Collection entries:
## begin

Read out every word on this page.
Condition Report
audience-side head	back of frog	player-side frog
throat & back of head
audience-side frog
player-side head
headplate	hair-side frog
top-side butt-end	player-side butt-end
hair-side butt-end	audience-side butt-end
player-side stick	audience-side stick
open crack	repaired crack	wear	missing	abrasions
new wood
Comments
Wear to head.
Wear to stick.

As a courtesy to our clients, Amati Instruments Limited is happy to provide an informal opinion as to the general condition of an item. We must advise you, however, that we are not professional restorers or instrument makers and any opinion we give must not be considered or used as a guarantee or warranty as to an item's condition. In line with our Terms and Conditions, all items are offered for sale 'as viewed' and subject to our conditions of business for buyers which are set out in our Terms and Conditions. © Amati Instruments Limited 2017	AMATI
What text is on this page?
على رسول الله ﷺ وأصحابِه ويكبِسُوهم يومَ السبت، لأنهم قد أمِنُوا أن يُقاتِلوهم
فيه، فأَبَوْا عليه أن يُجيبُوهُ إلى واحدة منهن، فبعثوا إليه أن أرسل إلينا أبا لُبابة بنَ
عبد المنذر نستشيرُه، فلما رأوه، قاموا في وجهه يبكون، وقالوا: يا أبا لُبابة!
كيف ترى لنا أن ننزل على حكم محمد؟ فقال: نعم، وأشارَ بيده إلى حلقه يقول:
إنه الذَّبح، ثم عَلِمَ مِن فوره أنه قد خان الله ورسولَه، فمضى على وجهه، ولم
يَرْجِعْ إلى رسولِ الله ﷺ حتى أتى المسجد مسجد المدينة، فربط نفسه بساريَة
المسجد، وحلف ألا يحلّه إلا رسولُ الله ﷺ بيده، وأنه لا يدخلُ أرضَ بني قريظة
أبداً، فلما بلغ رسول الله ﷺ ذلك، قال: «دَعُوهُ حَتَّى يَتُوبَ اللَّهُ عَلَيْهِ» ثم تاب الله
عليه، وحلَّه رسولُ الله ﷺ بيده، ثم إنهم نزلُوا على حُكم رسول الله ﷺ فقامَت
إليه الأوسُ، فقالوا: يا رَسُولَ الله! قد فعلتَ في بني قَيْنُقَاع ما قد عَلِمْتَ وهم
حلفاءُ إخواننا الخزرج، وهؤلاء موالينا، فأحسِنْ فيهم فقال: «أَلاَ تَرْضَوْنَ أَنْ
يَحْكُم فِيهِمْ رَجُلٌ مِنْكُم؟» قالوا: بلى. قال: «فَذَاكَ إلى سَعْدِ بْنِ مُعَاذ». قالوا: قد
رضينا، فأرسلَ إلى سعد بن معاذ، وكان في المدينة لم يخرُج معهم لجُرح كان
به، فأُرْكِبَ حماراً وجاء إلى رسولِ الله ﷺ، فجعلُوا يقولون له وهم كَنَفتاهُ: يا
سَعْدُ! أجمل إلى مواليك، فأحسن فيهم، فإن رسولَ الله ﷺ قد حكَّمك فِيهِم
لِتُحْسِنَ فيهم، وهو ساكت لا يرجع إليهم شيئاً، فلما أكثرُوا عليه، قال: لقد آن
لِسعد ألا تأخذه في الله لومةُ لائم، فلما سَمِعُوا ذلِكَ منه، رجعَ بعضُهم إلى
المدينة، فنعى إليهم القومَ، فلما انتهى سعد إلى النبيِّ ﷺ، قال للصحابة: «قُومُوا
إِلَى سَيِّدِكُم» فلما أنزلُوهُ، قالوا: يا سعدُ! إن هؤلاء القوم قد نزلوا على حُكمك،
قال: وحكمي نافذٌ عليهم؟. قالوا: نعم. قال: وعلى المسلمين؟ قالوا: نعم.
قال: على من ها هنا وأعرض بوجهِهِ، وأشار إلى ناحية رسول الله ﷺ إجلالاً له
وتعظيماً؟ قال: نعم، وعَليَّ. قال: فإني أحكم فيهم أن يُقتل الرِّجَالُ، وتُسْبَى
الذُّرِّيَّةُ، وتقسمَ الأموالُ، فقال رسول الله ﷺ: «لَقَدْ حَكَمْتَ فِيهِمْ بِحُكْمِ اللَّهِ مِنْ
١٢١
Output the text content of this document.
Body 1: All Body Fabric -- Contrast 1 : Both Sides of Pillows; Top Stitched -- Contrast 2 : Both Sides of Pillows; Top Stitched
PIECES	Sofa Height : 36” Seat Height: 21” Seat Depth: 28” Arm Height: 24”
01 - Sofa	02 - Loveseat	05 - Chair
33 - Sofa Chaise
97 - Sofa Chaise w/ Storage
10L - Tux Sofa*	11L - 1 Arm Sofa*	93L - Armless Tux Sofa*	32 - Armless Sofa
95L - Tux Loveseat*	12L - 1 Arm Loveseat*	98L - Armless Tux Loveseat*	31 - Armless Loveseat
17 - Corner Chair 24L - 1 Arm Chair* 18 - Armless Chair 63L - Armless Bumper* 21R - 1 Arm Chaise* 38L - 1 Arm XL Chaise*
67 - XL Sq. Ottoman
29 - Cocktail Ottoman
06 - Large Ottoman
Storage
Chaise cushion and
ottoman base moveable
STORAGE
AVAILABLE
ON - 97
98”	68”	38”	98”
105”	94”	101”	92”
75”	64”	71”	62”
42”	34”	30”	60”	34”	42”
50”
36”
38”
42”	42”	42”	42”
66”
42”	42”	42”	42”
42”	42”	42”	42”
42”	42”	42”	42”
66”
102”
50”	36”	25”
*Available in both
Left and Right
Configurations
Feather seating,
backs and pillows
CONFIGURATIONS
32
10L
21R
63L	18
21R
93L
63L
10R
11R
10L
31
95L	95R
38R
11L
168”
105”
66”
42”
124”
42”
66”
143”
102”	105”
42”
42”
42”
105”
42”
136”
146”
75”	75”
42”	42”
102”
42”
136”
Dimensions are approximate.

## end

§ **What is being asked**
Output the records verbatim, from the first line to the last.

§ **Task solution**
Read out every word on this page.
Condition Report
audience-side head	back of frog	player-side frog
throat & back of head
audience-side frog
player-side head
headplate	hair-side frog
top-side butt-end	player-side butt-end
hair-side butt-end	audience-side butt-end
player-side stick	audience-side stick
open crack	repaired crack	wear	missing	abrasions
new wood
Comments
Wear to head.
Wear to stick.

As a courtesy to our clients, Amati Instruments Limited is happy to provide an informal opinion as to the general condition of an item. We must advise you, however, that we are not professional restorers or instrument makers and any opinion we give must not be considered or used as a guarantee or warranty as to an item's condition. In line with our Terms and Conditions, all items are offered for sale 'as viewed' and subject to our conditions of business for buyers which are set out in our Terms and Conditions. © Amati Instruments Limited 2017	AMATI
What text is on this page?
على رسول الله ﷺ وأصحابِه ويكبِسُوهم يومَ السبت، لأنهم قد أمِنُوا أن يُقاتِلوهم
فيه، فأَبَوْا عليه أن يُجيبُوهُ إلى واحدة منهن، فبعثوا إليه أن أرسل إلينا أبا لُبابة بنَ
عبد المنذر نستشيرُه، فلما رأوه، قاموا في وجهه يبكون، وقالوا: يا أبا لُبابة!
كيف ترى لنا أن ننزل على حكم محمد؟ فقال: نعم، وأشارَ بيده إلى حلقه يقول:
إنه الذَّبح، ثم عَلِمَ مِن فوره أنه قد خان الله ورسولَه، فمضى على وجهه، ولم
يَرْجِعْ إلى رسولِ الله ﷺ حتى أتى المسجد مسجد المدينة، فربط نفسه بساريَة
المسجد، وحلف ألا يحلّه إلا رسولُ الله ﷺ بيده، وأنه لا يدخلُ أرضَ بني قريظة
أبداً، فلما بلغ رسول الله ﷺ ذلك، قال: «دَعُوهُ حَتَّى يَتُوبَ اللَّهُ عَلَيْهِ» ثم تاب الله
عليه، وحلَّه رسولُ الله ﷺ بيده، ثم إنهم نزلُوا على حُكم رسول الله ﷺ فقامَت
إليه الأوسُ، فقالوا: يا رَسُولَ الله! قد فعلتَ في بني قَيْنُقَاع ما قد عَلِمْتَ وهم
حلفاءُ إخواننا الخزرج، وهؤلاء موالينا، فأحسِنْ فيهم فقال: «أَلاَ تَرْضَوْنَ أَنْ
يَحْكُم فِيهِمْ رَجُلٌ مِنْكُم؟» قالوا: بلى. قال: «فَذَاكَ إلى سَعْدِ بْنِ مُعَاذ». قالوا: قد
رضينا، فأرسلَ إلى سعد بن معاذ، وكان في المدينة لم يخرُج معهم لجُرح كان
به، فأُرْكِبَ حماراً وجاء إلى رسولِ الله ﷺ، فجعلُوا يقولون له وهم كَنَفتاهُ: يا
سَعْدُ! أجمل إلى مواليك، فأحسن فيهم، فإن رسولَ الله ﷺ قد حكَّمك فِيهِم
لِتُحْسِنَ فيهم، وهو ساكت لا يرجع إليهم شيئاً، فلما أكثرُوا عليه، قال: لقد آن
لِسعد ألا تأخذه في الله لومةُ لائم، فلما سَمِعُوا ذلِكَ منه، رجعَ بعضُهم إلى
المدينة، فنعى إليهم القومَ، فلما انتهى سعد إلى النبيِّ ﷺ، قال للصحابة: «قُومُوا
إِلَى سَيِّدِكُم» فلما أنزلُوهُ، قالوا: يا سعدُ! إن هؤلاء القوم قد نزلوا على حُكمك،
قال: وحكمي نافذٌ عليهم؟. قالوا: نعم. قال: وعلى المسلمين؟ قالوا: نعم.
قال: على من ها هنا وأعرض بوجهِهِ، وأشار إلى ناحية رسول الله ﷺ إجلالاً له
وتعظيماً؟ قال: نعم، وعَليَّ. قال: فإني أحكم فيهم أن يُقتل الرِّجَالُ، وتُسْبَى
الذُّرِّيَّةُ، وتقسمَ الأموالُ، فقال رسول الله ﷺ: «لَقَدْ حَكَمْتَ فِيهِمْ بِحُكْمِ اللَّهِ مِنْ
١٢١
Output the text content of this document.
Body 1: All Body Fabric -- Contrast 1 : Both Sides of Pillows; Top Stitched -- Contrast 2 : Both Sides of Pillows; Top Stitched
PIECES	Sofa Height : 36” Seat Height: 21” Seat Depth: 28” Arm Height: 24”
01 - Sofa	02 - Loveseat	05 - Chair
33 - Sofa Chaise
97 - Sofa Chaise w/ Storage
10L - Tux Sofa*	11L - 1 Arm Sofa*	93L - Armless Tux Sofa*	32 - Armless Sofa
95L - Tux Loveseat*	12L - 1 Arm Loveseat*	98L - Armless Tux Loveseat*	31 - Armless Loveseat
17 - Corner Chair 24L - 1 Arm Chair* 18 - Armless Chair 63L - Armless Bumper* 21R - 1 Arm Chaise* 38L - 1 Arm XL Chaise*
67 - XL Sq. Ottoman
29 - Cocktail Ottoman
06 - Large Ottoman
Storage
Chaise cushion and
ottoman base moveable
STORAGE
AVAILABLE
ON - 97
98”	68”	38”	98”
105”	94”	101”	92”
75”	64”	71”	62”
42”	34”	30”	60”	34”	42”
50”
36”
38”
42”	42”	42”	42”
66”
42”	42”	42”	42”
42”	42”	42”	42”
42”	42”	42”	42”
66”
102”
50”	36”	25”
*Available in both
Left and Right
Configurations
Feather seating,
backs and pillows
CONFIGURATIONS
32
10L
21R
63L	18
21R
93L
63L
10R
11R
10L
31
95L	95R
38R
11L
168”
105”
66”
42”
124”
42”
66”
143”
102”	105”
42”
42”
42”
105”
42”
136”
146”
75”	75”
42”	42”
102”
42”
136”
Dimensions are approximate.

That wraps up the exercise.